Task details: Output every line exactly as written. Leave out pictures.

Extracted data entries

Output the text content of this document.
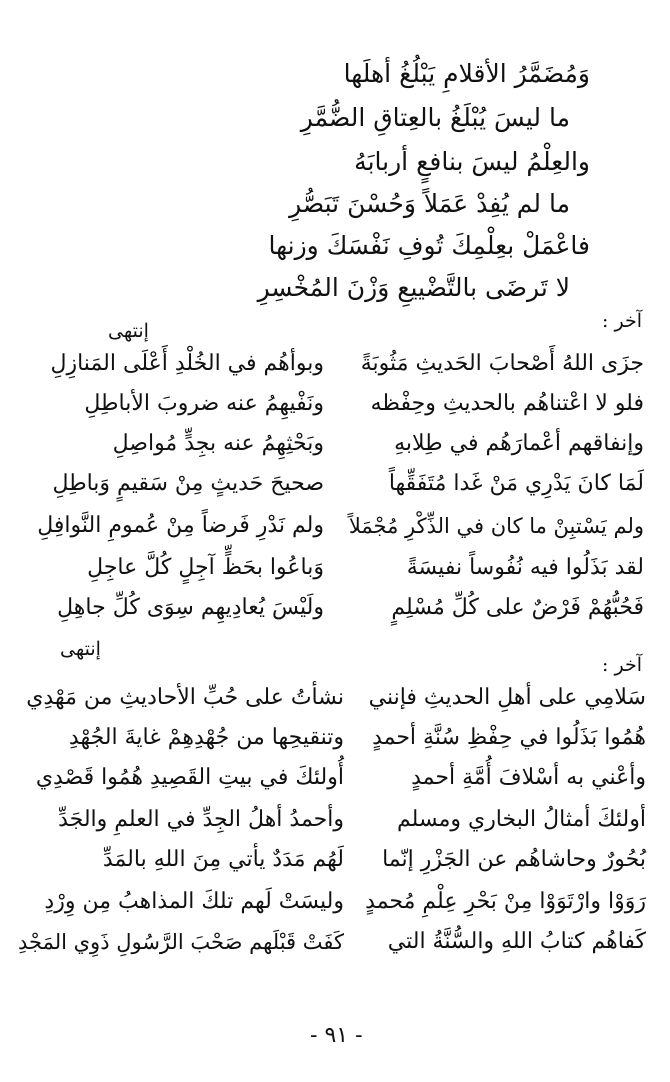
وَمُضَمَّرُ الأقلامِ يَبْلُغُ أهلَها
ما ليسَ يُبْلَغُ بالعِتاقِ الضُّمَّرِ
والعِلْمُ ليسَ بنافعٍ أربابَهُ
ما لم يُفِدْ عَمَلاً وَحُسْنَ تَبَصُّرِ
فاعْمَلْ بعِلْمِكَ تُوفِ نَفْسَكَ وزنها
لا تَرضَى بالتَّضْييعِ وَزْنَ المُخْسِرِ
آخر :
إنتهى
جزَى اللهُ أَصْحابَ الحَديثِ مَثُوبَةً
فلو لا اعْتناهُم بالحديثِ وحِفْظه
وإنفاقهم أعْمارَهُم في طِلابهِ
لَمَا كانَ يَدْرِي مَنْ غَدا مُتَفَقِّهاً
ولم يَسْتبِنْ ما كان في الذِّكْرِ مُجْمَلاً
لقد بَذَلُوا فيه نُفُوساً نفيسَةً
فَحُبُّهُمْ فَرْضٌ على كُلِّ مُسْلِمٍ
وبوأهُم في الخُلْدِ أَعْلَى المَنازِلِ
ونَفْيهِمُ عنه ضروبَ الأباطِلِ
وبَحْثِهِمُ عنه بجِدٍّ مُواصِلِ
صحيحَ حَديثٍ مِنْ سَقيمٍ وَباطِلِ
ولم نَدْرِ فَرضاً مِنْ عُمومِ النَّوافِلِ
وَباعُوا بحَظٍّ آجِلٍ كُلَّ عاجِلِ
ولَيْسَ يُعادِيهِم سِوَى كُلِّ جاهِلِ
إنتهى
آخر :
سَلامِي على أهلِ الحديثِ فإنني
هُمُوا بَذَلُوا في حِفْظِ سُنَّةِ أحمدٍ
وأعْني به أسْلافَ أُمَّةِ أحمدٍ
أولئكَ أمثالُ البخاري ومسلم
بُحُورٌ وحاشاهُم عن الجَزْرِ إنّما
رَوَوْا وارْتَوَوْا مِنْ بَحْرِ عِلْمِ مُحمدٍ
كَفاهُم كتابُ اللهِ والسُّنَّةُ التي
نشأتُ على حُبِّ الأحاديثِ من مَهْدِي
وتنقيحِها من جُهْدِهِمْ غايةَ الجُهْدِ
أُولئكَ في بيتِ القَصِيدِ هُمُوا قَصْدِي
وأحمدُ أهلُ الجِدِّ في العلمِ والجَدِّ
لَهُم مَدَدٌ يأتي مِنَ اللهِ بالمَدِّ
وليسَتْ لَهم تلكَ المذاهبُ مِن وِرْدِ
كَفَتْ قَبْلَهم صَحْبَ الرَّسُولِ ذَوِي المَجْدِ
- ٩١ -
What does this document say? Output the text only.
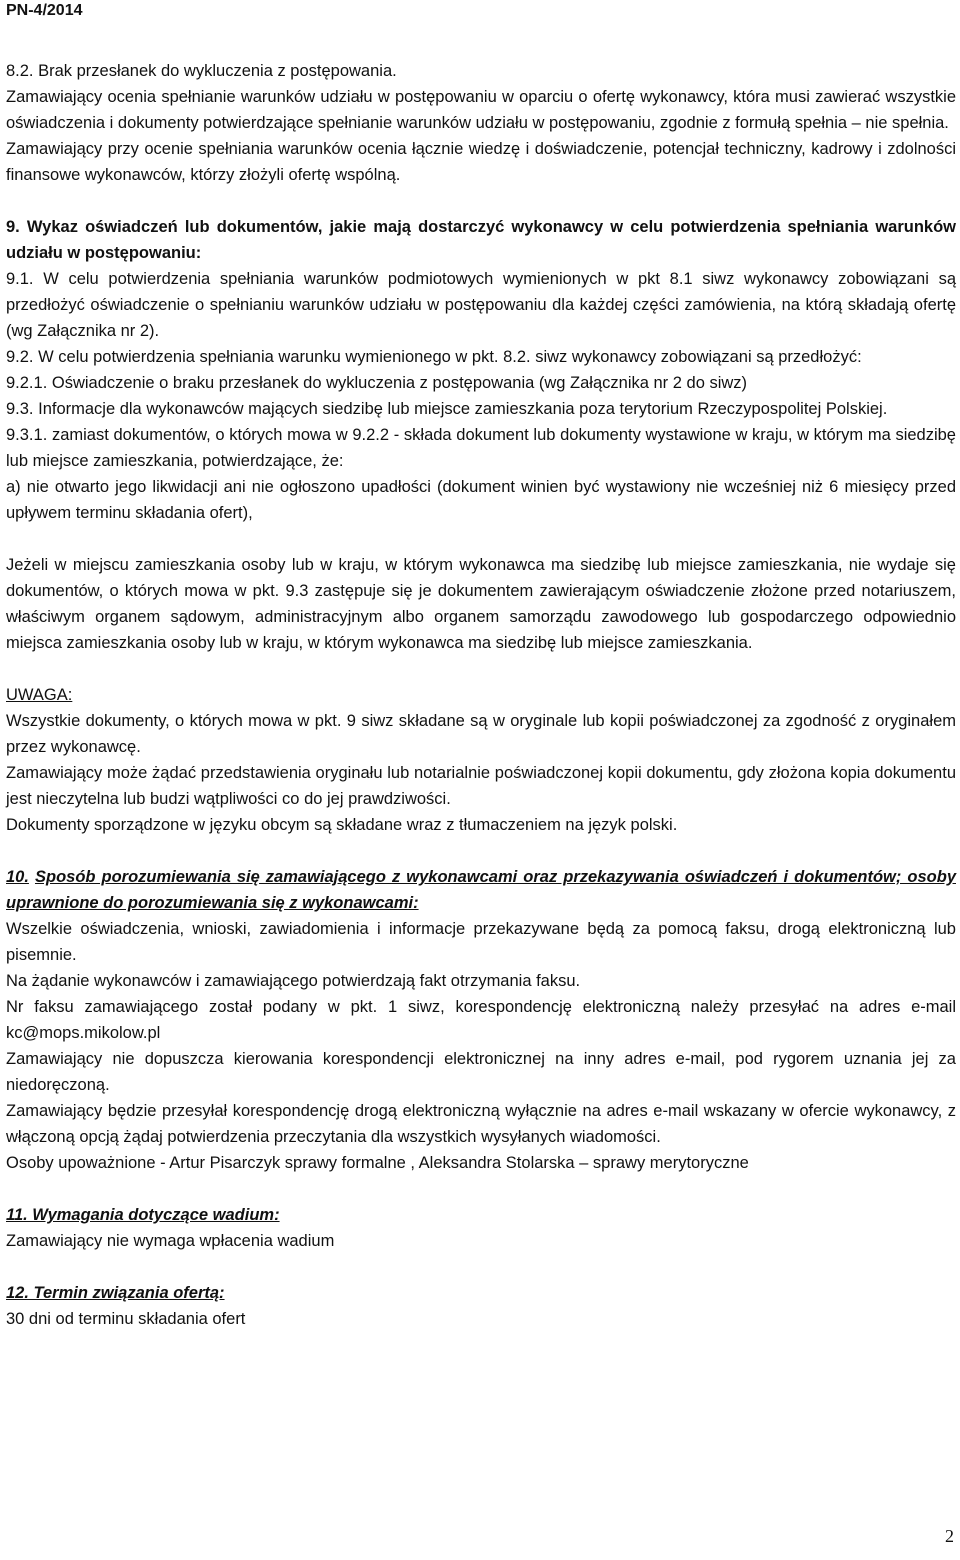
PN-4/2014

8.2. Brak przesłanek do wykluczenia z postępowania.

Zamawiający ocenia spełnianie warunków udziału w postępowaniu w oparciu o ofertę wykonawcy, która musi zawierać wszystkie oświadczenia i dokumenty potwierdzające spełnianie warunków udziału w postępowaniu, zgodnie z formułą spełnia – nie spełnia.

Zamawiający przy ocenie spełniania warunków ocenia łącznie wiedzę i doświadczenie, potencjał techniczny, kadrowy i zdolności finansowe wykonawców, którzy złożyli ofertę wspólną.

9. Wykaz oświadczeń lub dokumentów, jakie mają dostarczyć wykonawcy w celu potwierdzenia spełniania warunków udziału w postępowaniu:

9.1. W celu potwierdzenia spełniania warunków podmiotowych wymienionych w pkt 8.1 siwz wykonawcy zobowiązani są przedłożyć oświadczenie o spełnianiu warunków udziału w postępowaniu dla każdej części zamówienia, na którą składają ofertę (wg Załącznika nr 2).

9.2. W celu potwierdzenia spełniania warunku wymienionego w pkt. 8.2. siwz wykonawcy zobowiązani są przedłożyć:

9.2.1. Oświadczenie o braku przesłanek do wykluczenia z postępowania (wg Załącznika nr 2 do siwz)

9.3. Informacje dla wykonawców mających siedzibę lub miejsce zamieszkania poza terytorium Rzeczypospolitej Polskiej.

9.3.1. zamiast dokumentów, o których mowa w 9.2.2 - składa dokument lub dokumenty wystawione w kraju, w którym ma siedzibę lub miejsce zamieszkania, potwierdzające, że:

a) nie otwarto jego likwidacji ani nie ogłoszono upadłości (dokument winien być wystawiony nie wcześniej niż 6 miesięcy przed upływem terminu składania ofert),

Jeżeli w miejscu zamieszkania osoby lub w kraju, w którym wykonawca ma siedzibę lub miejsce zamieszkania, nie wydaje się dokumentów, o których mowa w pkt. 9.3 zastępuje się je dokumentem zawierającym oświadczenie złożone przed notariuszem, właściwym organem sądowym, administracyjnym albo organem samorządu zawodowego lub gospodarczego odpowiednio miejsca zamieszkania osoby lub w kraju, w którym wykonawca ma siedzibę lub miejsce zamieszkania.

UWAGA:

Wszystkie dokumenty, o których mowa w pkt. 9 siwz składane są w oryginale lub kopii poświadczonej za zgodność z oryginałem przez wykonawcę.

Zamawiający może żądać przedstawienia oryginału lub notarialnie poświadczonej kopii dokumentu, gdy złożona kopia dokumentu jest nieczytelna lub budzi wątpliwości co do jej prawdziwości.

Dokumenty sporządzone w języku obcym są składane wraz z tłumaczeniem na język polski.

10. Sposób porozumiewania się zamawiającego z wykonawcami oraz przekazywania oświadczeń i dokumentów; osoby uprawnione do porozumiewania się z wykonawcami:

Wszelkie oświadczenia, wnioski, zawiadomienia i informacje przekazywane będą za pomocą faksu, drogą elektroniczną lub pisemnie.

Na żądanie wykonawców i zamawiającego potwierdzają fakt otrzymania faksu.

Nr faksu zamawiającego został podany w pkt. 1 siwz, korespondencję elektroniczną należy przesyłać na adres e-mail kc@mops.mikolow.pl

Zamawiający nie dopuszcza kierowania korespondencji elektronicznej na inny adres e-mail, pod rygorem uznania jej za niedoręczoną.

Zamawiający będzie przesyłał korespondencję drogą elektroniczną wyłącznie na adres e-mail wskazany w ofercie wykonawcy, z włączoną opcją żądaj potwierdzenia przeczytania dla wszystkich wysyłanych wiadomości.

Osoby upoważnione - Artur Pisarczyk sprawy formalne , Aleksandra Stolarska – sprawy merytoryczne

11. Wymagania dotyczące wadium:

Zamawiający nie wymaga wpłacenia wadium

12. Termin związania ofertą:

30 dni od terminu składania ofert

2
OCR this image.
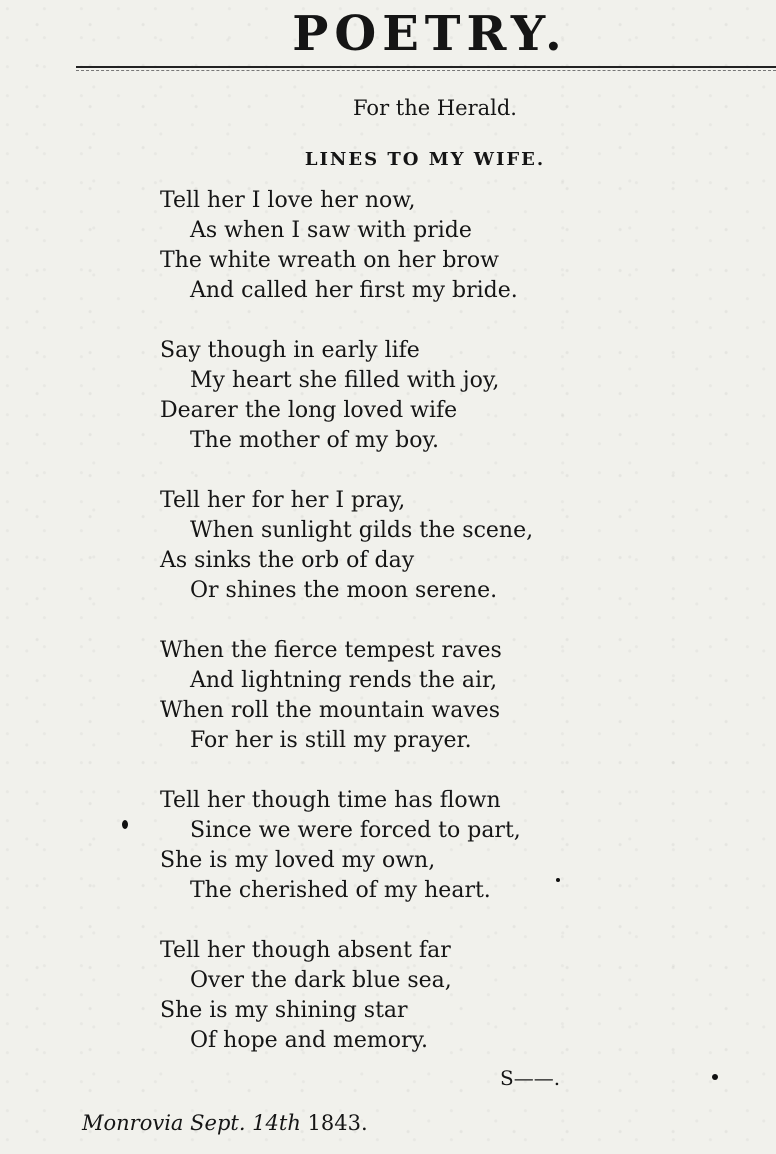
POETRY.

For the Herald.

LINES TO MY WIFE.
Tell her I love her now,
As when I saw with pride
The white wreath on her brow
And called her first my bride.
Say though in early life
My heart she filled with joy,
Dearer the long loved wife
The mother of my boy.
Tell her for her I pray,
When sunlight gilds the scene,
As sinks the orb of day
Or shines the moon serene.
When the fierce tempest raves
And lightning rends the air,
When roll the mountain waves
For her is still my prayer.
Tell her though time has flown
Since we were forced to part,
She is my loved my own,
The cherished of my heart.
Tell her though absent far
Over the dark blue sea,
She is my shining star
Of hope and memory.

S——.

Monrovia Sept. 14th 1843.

The result:
Output the text content of this document.
وَمُضَمَّرُ الأقلامِ يَبْلُغُ أهلَها
ما ليسَ يُبْلَغُ بالعِتاقِ الضُّمَّرِ
والعِلْمُ ليسَ بنافعٍ أربابَهُ
ما لم يُفِدْ عَمَلاً وَحُسْنَ تَبَصُّرِ
فاعْمَلْ بعِلْمِكَ تُوفِ نَفْسَكَ وزنها
لا تَرضَى بالتَّضْييعِ وَزْنَ المُخْسِرِ
آخر :
إنتهى
جزَى اللهُ أَصْحابَ الحَديثِ مَثُوبَةً
فلو لا اعْتناهُم بالحديثِ وحِفْظه
وإنفاقهم أعْمارَهُم في طِلابهِ
لَمَا كانَ يَدْرِي مَنْ غَدا مُتَفَقِّهاً
ولم يَسْتبِنْ ما كان في الذِّكْرِ مُجْمَلاً
لقد بَذَلُوا فيه نُفُوساً نفيسَةً
فَحُبُّهُمْ فَرْضٌ على كُلِّ مُسْلِمٍ
وبوأهُم في الخُلْدِ أَعْلَى المَنازِلِ
ونَفْيهِمُ عنه ضروبَ الأباطِلِ
وبَحْثِهِمُ عنه بجِدٍّ مُواصِلِ
صحيحَ حَديثٍ مِنْ سَقيمٍ وَباطِلِ
ولم نَدْرِ فَرضاً مِنْ عُمومِ النَّوافِلِ
وَباعُوا بحَظٍّ آجِلٍ كُلَّ عاجِلِ
ولَيْسَ يُعادِيهِم سِوَى كُلِّ جاهِلِ
إنتهى
آخر :
سَلامِي على أهلِ الحديثِ فإنني
هُمُوا بَذَلُوا في حِفْظِ سُنَّةِ أحمدٍ
وأعْني به أسْلافَ أُمَّةِ أحمدٍ
أولئكَ أمثالُ البخاري ومسلم
بُحُورٌ وحاشاهُم عن الجَزْرِ إنّما
رَوَوْا وارْتَوَوْا مِنْ بَحْرِ عِلْمِ مُحمدٍ
كَفاهُم كتابُ اللهِ والسُّنَّةُ التي
نشأتُ على حُبِّ الأحاديثِ من مَهْدِي
وتنقيحِها من جُهْدِهِمْ غايةَ الجُهْدِ
أُولئكَ في بيتِ القَصِيدِ هُمُوا قَصْدِي
وأحمدُ أهلُ الجِدِّ في العلمِ والجَدِّ
لَهُم مَدَدٌ يأتي مِنَ اللهِ بالمَدِّ
وليسَتْ لَهم تلكَ المذاهبُ مِن وِرْدِ
كَفَتْ قَبْلَهم صَحْبَ الرَّسُولِ ذَوِي المَجْدِ
- ٩١ -
What does this document say? Output the text only.
PN-4/2014

8.2. Brak przesłanek do wykluczenia z postępowania.

Zamawiający ocenia spełnianie warunków udziału w postępowaniu w oparciu o ofertę wykonawcy, która musi zawierać wszystkie oświadczenia i dokumenty potwierdzające spełnianie warunków udziału w postępowaniu, zgodnie z formułą spełnia – nie spełnia.

Zamawiający przy ocenie spełniania warunków ocenia łącznie wiedzę i doświadczenie, potencjał techniczny, kadrowy i zdolności finansowe wykonawców, którzy złożyli ofertę wspólną.

9. Wykaz oświadczeń lub dokumentów, jakie mają dostarczyć wykonawcy w celu potwierdzenia spełniania warunków udziału w postępowaniu:

9.1. W celu potwierdzenia spełniania warunków podmiotowych wymienionych w pkt 8.1 siwz wykonawcy zobowiązani są przedłożyć oświadczenie o spełnianiu warunków udziału w postępowaniu dla każdej części zamówienia, na którą składają ofertę (wg Załącznika nr 2).

9.2. W celu potwierdzenia spełniania warunku wymienionego w pkt. 8.2. siwz wykonawcy zobowiązani są przedłożyć:

9.2.1. Oświadczenie o braku przesłanek do wykluczenia z postępowania (wg Załącznika nr 2 do siwz)

9.3. Informacje dla wykonawców mających siedzibę lub miejsce zamieszkania poza terytorium Rzeczypospolitej Polskiej.

9.3.1. zamiast dokumentów, o których mowa w 9.2.2 - składa dokument lub dokumenty wystawione w kraju, w którym ma siedzibę lub miejsce zamieszkania, potwierdzające, że:

a) nie otwarto jego likwidacji ani nie ogłoszono upadłości (dokument winien być wystawiony nie wcześniej niż 6 miesięcy przed upływem terminu składania ofert),

Jeżeli w miejscu zamieszkania osoby lub w kraju, w którym wykonawca ma siedzibę lub miejsce zamieszkania, nie wydaje się dokumentów, o których mowa w pkt. 9.3 zastępuje się je dokumentem zawierającym oświadczenie złożone przed notariuszem, właściwym organem sądowym, administracyjnym albo organem samorządu zawodowego lub gospodarczego odpowiednio miejsca zamieszkania osoby lub w kraju, w którym wykonawca ma siedzibę lub miejsce zamieszkania.

UWAGA:

Wszystkie dokumenty, o których mowa w pkt. 9 siwz składane są w oryginale lub kopii poświadczonej za zgodność z oryginałem przez wykonawcę.

Zamawiający może żądać przedstawienia oryginału lub notarialnie poświadczonej kopii dokumentu, gdy złożona kopia dokumentu jest nieczytelna lub budzi wątpliwości co do jej prawdziwości.

Dokumenty sporządzone w języku obcym są składane wraz z tłumaczeniem na język polski.

10. Sposób porozumiewania się zamawiającego z wykonawcami oraz przekazywania oświadczeń i dokumentów; osoby uprawnione do porozumiewania się z wykonawcami:

Wszelkie oświadczenia, wnioski, zawiadomienia i informacje przekazywane będą za pomocą faksu, drogą elektroniczną lub pisemnie.

Na żądanie wykonawców i zamawiającego potwierdzają fakt otrzymania faksu.

Nr faksu zamawiającego został podany w pkt. 1 siwz, korespondencję elektroniczną należy przesyłać na adres e-mail kc@mops.mikolow.pl

Zamawiający nie dopuszcza kierowania korespondencji elektronicznej na inny adres e-mail, pod rygorem uznania jej za niedoręczoną.

Zamawiający będzie przesyłał korespondencję drogą elektroniczną wyłącznie na adres e-mail wskazany w ofercie wykonawcy, z włączoną opcją żądaj potwierdzenia przeczytania dla wszystkich wysyłanych wiadomości.

Osoby upoważnione - Artur Pisarczyk sprawy formalne , Aleksandra Stolarska – sprawy merytoryczne

11. Wymagania dotyczące wadium:

Zamawiający nie wymaga wpłacenia wadium

12. Termin związania ofertą:

30 dni od terminu składania ofert

2
OCR this image.
POETRY.

For the Herald.

LINES TO MY WIFE.
Tell her I love her now,
As when I saw with pride
The white wreath on her brow
And called her first my bride.
Say though in early life
My heart she filled with joy,
Dearer the long loved wife
The mother of my boy.
Tell her for her I pray,
When sunlight gilds the scene,
As sinks the orb of day
Or shines the moon serene.
When the fierce tempest raves
And lightning rends the air,
When roll the mountain waves
For her is still my prayer.
Tell her though time has flown
Since we were forced to part,
She is my loved my own,
The cherished of my heart.
Tell her though absent far
Over the dark blue sea,
She is my shining star
Of hope and memory.

S——.

Monrovia Sept. 14th 1843.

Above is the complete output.